» Record extracts:
>> start
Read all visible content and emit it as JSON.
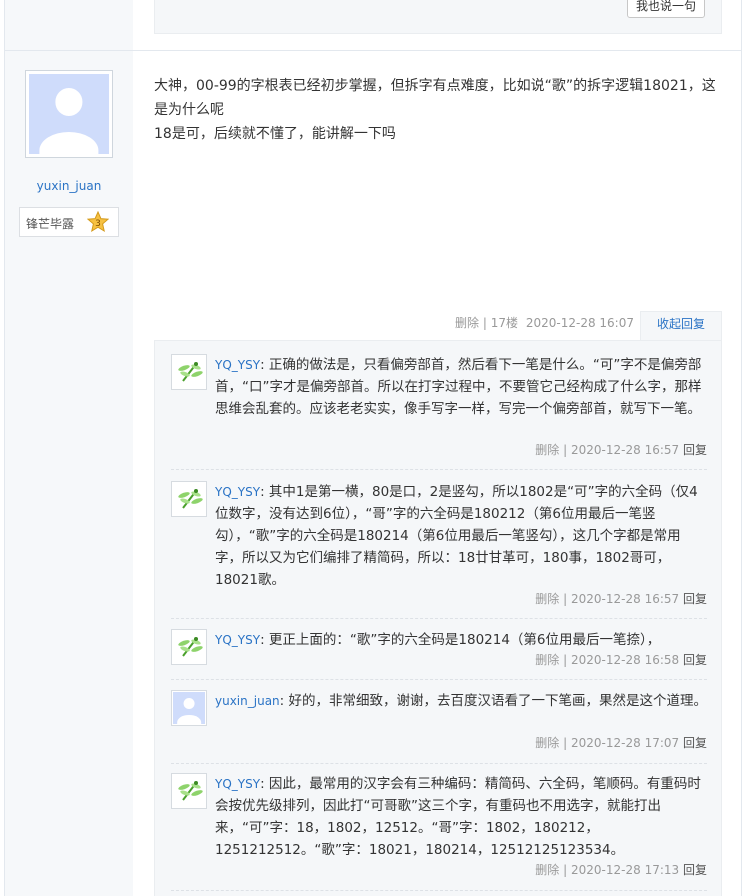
{
  "top": {
    "say_button": "我也说一句"
  },
  "author": {
    "name": "yuxin_juan",
    "badge_label": "锋芒毕露",
    "badge_level": "3"
  },
  "post": {
    "line1": "大神，00-99的字根表已经初步掌握，但拆字有点难度，比如说“歌”的拆字逻辑18021，这是为什么呢",
    "line2": "18是可，后续就不懂了，能讲解一下吗",
    "meta_delete": "删除",
    "meta_sep": "|",
    "floor": "17楼",
    "time": "2020-12-28 16:07",
    "collapse_label": "收起回复"
  },
  "replies": [
    {
      "user": "YQ_YSY",
      "avatar": "dragonfly-icon",
      "text": ": 正确的做法是，只看偏旁部首，然后看下一笔是什么。“可”字不是偏旁部首，“口”字才是偏旁部首。所以在打字过程中，不要管它己经构成了什么字，那样思维会乱套的。应该老老实实，像手写字一样，写完一个偏旁部首，就写下一笔。",
      "delete": "删除",
      "sep": "|",
      "time": "2020-12-28 16:57",
      "reply": "回复"
    },
    {
      "user": "YQ_YSY",
      "avatar": "dragonfly-icon",
      "text": ": 其中1是第一横，80是口，2是竖勾，所以1802是“可”字的六全码（仅4位数字，没有达到6位），“哥”字的六全码是180212（第6位用最后一笔竖勾），“歌”字的六全码是180214（第6位用最后一笔竖勾），这几个字都是常用字，所以又为它们编排了精简码，所以：18廿甘革可，180事，1802哥可，18021歌。",
      "delete": "删除",
      "sep": "|",
      "time": "2020-12-28 16:57",
      "reply": "回复"
    },
    {
      "user": "YQ_YSY",
      "avatar": "dragonfly-icon",
      "text": ": 更正上面的：“歌”字的六全码是180214（第6位用最后一笔捺），",
      "delete": "删除",
      "sep": "|",
      "time": "2020-12-28 16:58",
      "reply": "回复"
    },
    {
      "user": "yuxin_juan",
      "avatar": "default-avatar-icon",
      "text": ": 好的，非常细致，谢谢，去百度汉语看了一下笔画，果然是这个道理。",
      "delete": "删除",
      "sep": "|",
      "time": "2020-12-28 17:07",
      "reply": "回复"
    },
    {
      "user": "YQ_YSY",
      "avatar": "dragonfly-icon",
      "text": ": 因此，最常用的汉字会有三种编码：精简码、六全码，笔顺码。有重码时会按优先级排列，因此打“可哥歌”这三个字，有重码也不用选字，就能打出来，“可”字：18，1802，12512。“哥”字：1802，180212，1251212512。“歌”字：18021，180214，12512125123534。",
      "delete": "删除",
      "sep": "|",
      "time": "2020-12-28 17:13",
      "reply": "回复"
    }
  ]
}
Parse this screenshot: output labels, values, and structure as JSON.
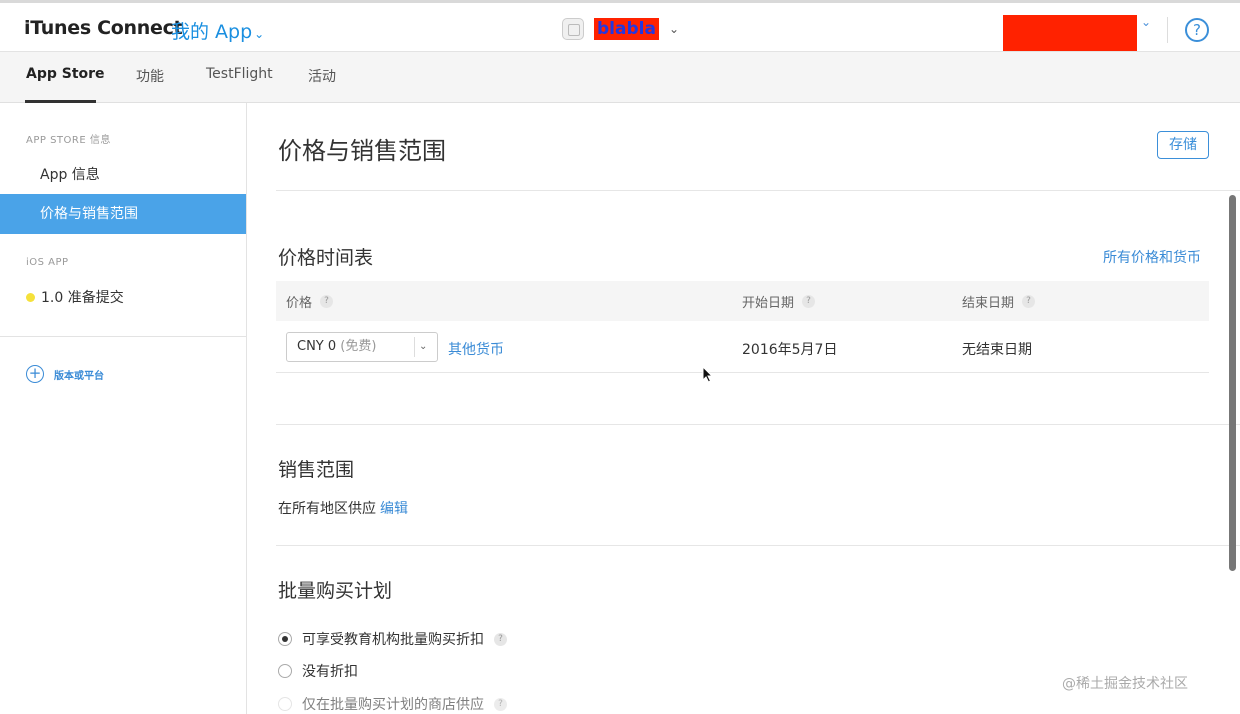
{
  "header": {
    "brand": "iTunes Connect",
    "my_apps": "我的 App",
    "app_name": "blabla",
    "help": "?"
  },
  "tabs": [
    {
      "label": "App Store",
      "active": true
    },
    {
      "label": "功能"
    },
    {
      "label": "TestFlight"
    },
    {
      "label": "活动"
    }
  ],
  "sidebar": {
    "section_app_store": "APP STORE 信息",
    "items": [
      {
        "label": "App 信息"
      },
      {
        "label": "价格与销售范围",
        "active": true
      }
    ],
    "section_ios": "iOS APP",
    "version_status": "1.0 准备提交",
    "add_version": "版本或平台"
  },
  "main": {
    "title": "价格与销售范围",
    "save_label": "存储",
    "price_schedule": {
      "title": "价格时间表",
      "all_prices_link": "所有价格和货币",
      "columns": {
        "price": "价格",
        "start_date": "开始日期",
        "end_date": "结束日期"
      },
      "row": {
        "price_value": "CNY 0",
        "price_note": "(免费)",
        "other_currency_link": "其他货币",
        "start_date": "2016年5月7日",
        "end_date": "无结束日期"
      }
    },
    "availability": {
      "title": "销售范围",
      "text": "在所有地区供应",
      "edit_link": "编辑"
    },
    "volume_purchase": {
      "title": "批量购买计划",
      "options": [
        {
          "label": "可享受教育机构批量购买折扣",
          "checked": true,
          "help": true
        },
        {
          "label": "没有折扣",
          "checked": false,
          "help": false
        },
        {
          "label": "仅在批量购买计划的商店供应",
          "checked": false,
          "help": true
        }
      ]
    }
  },
  "watermark": "@稀土掘金技术社区",
  "colors": {
    "accent": "#3a8bd6",
    "sidebar_active": "#4aa3e8",
    "redaction": "#ff2200",
    "status_dot": "#f5e13b"
  }
}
>> end
» Task brief:
Return the listing above word for word, with the pictures removed.

» Solution for this task:
Read all visible content and emit it as JSON.
{
  "top": {
    "say_button": "我也说一句"
  },
  "author": {
    "name": "yuxin_juan",
    "badge_label": "锋芒毕露",
    "badge_level": "3"
  },
  "post": {
    "line1": "大神，00-99的字根表已经初步掌握，但拆字有点难度，比如说“歌”的拆字逻辑18021，这是为什么呢",
    "line2": "18是可，后续就不懂了，能讲解一下吗",
    "meta_delete": "删除",
    "meta_sep": "|",
    "floor": "17楼",
    "time": "2020-12-28 16:07",
    "collapse_label": "收起回复"
  },
  "replies": [
    {
      "user": "YQ_YSY",
      "avatar": "dragonfly-icon",
      "text": ": 正确的做法是，只看偏旁部首，然后看下一笔是什么。“可”字不是偏旁部首，“口”字才是偏旁部首。所以在打字过程中，不要管它己经构成了什么字，那样思维会乱套的。应该老老实实，像手写字一样，写完一个偏旁部首，就写下一笔。",
      "delete": "删除",
      "sep": "|",
      "time": "2020-12-28 16:57",
      "reply": "回复"
    },
    {
      "user": "YQ_YSY",
      "avatar": "dragonfly-icon",
      "text": ": 其中1是第一横，80是口，2是竖勾，所以1802是“可”字的六全码（仅4位数字，没有达到6位），“哥”字的六全码是180212（第6位用最后一笔竖勾），“歌”字的六全码是180214（第6位用最后一笔竖勾），这几个字都是常用字，所以又为它们编排了精简码，所以：18廿甘革可，180事，1802哥可，18021歌。",
      "delete": "删除",
      "sep": "|",
      "time": "2020-12-28 16:57",
      "reply": "回复"
    },
    {
      "user": "YQ_YSY",
      "avatar": "dragonfly-icon",
      "text": ": 更正上面的：“歌”字的六全码是180214（第6位用最后一笔捺），",
      "delete": "删除",
      "sep": "|",
      "time": "2020-12-28 16:58",
      "reply": "回复"
    },
    {
      "user": "yuxin_juan",
      "avatar": "default-avatar-icon",
      "text": ": 好的，非常细致，谢谢，去百度汉语看了一下笔画，果然是这个道理。",
      "delete": "删除",
      "sep": "|",
      "time": "2020-12-28 17:07",
      "reply": "回复"
    },
    {
      "user": "YQ_YSY",
      "avatar": "dragonfly-icon",
      "text": ": 因此，最常用的汉字会有三种编码：精简码、六全码，笔顺码。有重码时会按优先级排列，因此打“可哥歌”这三个字，有重码也不用选字，就能打出来，“可”字：18，1802，12512。“哥”字：1802，180212，1251212512。“歌”字：18021，180214，12512125123534。",
      "delete": "删除",
      "sep": "|",
      "time": "2020-12-28 17:13",
      "reply": "回复"
    }
  ]
}
Parse this screenshot: output labels, values, and structure as JSON.
{
  "header": {
    "brand": "iTunes Connect",
    "my_apps": "我的 App",
    "app_name": "blabla",
    "help": "?"
  },
  "tabs": [
    {
      "label": "App Store",
      "active": true
    },
    {
      "label": "功能"
    },
    {
      "label": "TestFlight"
    },
    {
      "label": "活动"
    }
  ],
  "sidebar": {
    "section_app_store": "APP STORE 信息",
    "items": [
      {
        "label": "App 信息"
      },
      {
        "label": "价格与销售范围",
        "active": true
      }
    ],
    "section_ios": "iOS APP",
    "version_status": "1.0 准备提交",
    "add_version": "版本或平台"
  },
  "main": {
    "title": "价格与销售范围",
    "save_label": "存储",
    "price_schedule": {
      "title": "价格时间表",
      "all_prices_link": "所有价格和货币",
      "columns": {
        "price": "价格",
        "start_date": "开始日期",
        "end_date": "结束日期"
      },
      "row": {
        "price_value": "CNY 0",
        "price_note": "(免费)",
        "other_currency_link": "其他货币",
        "start_date": "2016年5月7日",
        "end_date": "无结束日期"
      }
    },
    "availability": {
      "title": "销售范围",
      "text": "在所有地区供应",
      "edit_link": "编辑"
    },
    "volume_purchase": {
      "title": "批量购买计划",
      "options": [
        {
          "label": "可享受教育机构批量购买折扣",
          "checked": true,
          "help": true
        },
        {
          "label": "没有折扣",
          "checked": false,
          "help": false
        },
        {
          "label": "仅在批量购买计划的商店供应",
          "checked": false,
          "help": true
        }
      ]
    }
  },
  "watermark": "@稀土掘金技术社区",
  "colors": {
    "accent": "#3a8bd6",
    "sidebar_active": "#4aa3e8",
    "redaction": "#ff2200",
    "status_dot": "#f5e13b"
  }
}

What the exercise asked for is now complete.